→ Prompt
Omit the images, then output each of the records below exactly.

→ Given data
----
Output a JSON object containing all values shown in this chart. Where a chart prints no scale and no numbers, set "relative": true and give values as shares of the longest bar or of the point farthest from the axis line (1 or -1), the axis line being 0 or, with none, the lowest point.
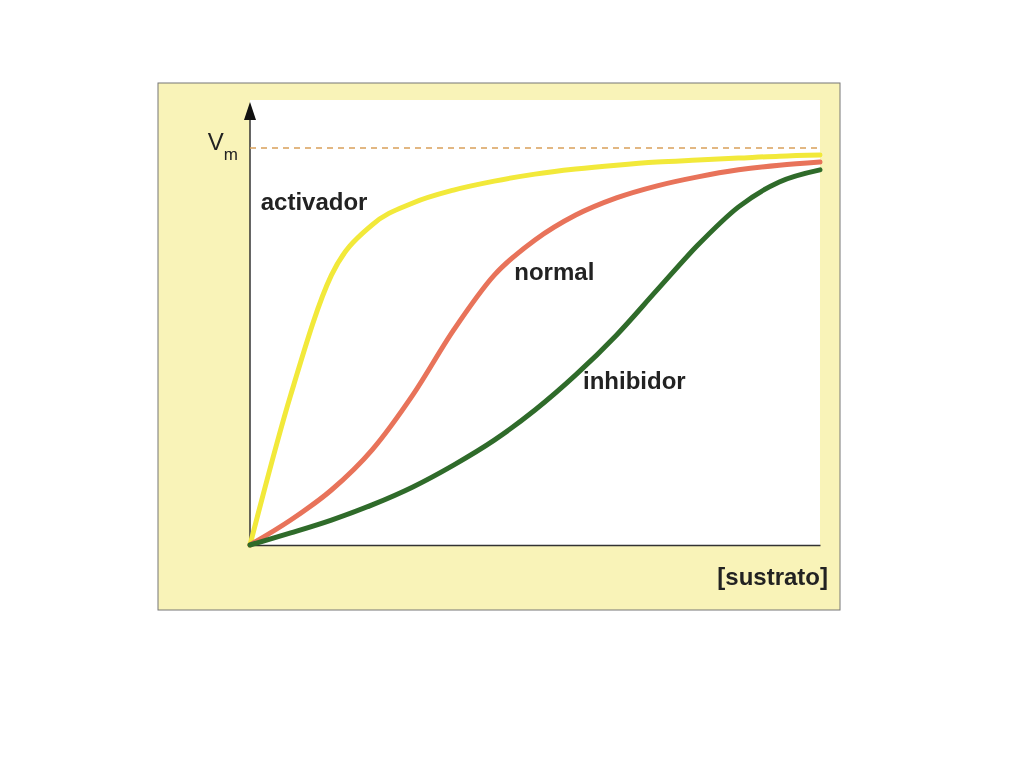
{
  "chart_data": {
    "type": "line",
    "relative": true,
    "xlabel": "[sustrato]",
    "categories": [
      null,
      null,
      null,
      null,
      null,
      null,
      null,
      null,
      null,
      null,
      null,
      null,
      null,
      null,
      null
    ],
    "series": [
      {
        "name": "activador",
        "color": "#f2e93a",
        "values": [
          0,
          0.385,
          0.692,
          0.821,
          0.877,
          0.91,
          0.933,
          0.951,
          0.964,
          0.974,
          0.982,
          0.987,
          0.992,
          0.997,
          1
        ]
      },
      {
        "name": "normal",
        "color": "#e8735a",
        "values": [
          0,
          0.064,
          0.141,
          0.244,
          0.385,
          0.551,
          0.692,
          0.782,
          0.846,
          0.89,
          0.921,
          0.944,
          0.962,
          0.974,
          0.982
        ]
      },
      {
        "name": "inhibidor",
        "color": "#2f6b2a",
        "values": [
          0,
          0.031,
          0.064,
          0.103,
          0.149,
          0.205,
          0.269,
          0.346,
          0.436,
          0.538,
          0.654,
          0.769,
          0.867,
          0.931,
          0.962
        ]
      }
    ],
    "ref_lines": [
      {
        "axis": "y",
        "value": 1.018,
        "label": "V$_{m}$",
        "color": "#d9a05a",
        "line_style": "dashed"
      }
    ],
    "marker": "none",
    "line_style": "solid"
  }
}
----
→ Exercise response
Output a JSON object containing all values shown in this chart. Where a chart prints no scale and no numbers, set "relative": true and give values as shares of the longest bar or of the point farthest from the axis line (1 or -1), the axis line being 0 or, with none, the lowest point.
{
  "chart_data": {
    "type": "line",
    "relative": true,
    "xlabel": "[sustrato]",
    "categories": [
      null,
      null,
      null,
      null,
      null,
      null,
      null,
      null,
      null,
      null,
      null,
      null,
      null,
      null,
      null
    ],
    "series": [
      {
        "name": "activador",
        "color": "#f2e93a",
        "values": [
          0,
          0.385,
          0.692,
          0.821,
          0.877,
          0.91,
          0.933,
          0.951,
          0.964,
          0.974,
          0.982,
          0.987,
          0.992,
          0.997,
          1
        ]
      },
      {
        "name": "normal",
        "color": "#e8735a",
        "values": [
          0,
          0.064,
          0.141,
          0.244,
          0.385,
          0.551,
          0.692,
          0.782,
          0.846,
          0.89,
          0.921,
          0.944,
          0.962,
          0.974,
          0.982
        ]
      },
      {
        "name": "inhibidor",
        "color": "#2f6b2a",
        "values": [
          0,
          0.031,
          0.064,
          0.103,
          0.149,
          0.205,
          0.269,
          0.346,
          0.436,
          0.538,
          0.654,
          0.769,
          0.867,
          0.931,
          0.962
        ]
      }
    ],
    "ref_lines": [
      {
        "axis": "y",
        "value": 1.018,
        "label": "V$_{m}$",
        "color": "#d9a05a",
        "line_style": "dashed"
      }
    ],
    "marker": "none",
    "line_style": "solid"
  }
}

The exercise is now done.